§ **Work to complete**: Scan the entries below and report only how many lines contain "Code".

[Data excerpts]

-- START --

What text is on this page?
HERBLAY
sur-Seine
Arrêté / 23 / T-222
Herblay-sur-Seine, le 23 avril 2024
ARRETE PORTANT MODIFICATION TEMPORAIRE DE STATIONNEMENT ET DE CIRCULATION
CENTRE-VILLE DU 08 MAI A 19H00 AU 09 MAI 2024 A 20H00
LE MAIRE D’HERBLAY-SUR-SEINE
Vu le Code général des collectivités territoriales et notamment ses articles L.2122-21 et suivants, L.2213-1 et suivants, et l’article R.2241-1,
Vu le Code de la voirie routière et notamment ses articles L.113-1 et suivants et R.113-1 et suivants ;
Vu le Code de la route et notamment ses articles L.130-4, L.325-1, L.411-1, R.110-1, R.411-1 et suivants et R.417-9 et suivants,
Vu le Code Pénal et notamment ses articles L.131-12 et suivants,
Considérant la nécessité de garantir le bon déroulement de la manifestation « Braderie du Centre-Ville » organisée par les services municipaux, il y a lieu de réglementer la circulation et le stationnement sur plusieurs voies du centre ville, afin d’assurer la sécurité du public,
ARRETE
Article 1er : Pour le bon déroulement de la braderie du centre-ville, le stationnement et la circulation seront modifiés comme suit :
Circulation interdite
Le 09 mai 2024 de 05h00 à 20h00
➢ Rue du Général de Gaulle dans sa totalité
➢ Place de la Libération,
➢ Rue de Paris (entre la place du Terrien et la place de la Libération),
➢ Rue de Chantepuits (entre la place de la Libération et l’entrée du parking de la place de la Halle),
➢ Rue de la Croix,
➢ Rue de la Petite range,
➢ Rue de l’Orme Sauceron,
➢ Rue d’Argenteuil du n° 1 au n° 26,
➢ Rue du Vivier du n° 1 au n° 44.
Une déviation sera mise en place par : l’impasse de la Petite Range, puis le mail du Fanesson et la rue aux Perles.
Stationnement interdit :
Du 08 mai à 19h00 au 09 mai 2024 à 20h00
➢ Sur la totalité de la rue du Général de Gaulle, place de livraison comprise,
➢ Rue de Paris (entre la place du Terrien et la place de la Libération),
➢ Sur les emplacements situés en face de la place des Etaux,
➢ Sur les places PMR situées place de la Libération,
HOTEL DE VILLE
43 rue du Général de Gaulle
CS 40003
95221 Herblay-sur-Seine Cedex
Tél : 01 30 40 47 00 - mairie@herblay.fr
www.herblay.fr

-- END --

§ **Solution to the exercise**: 4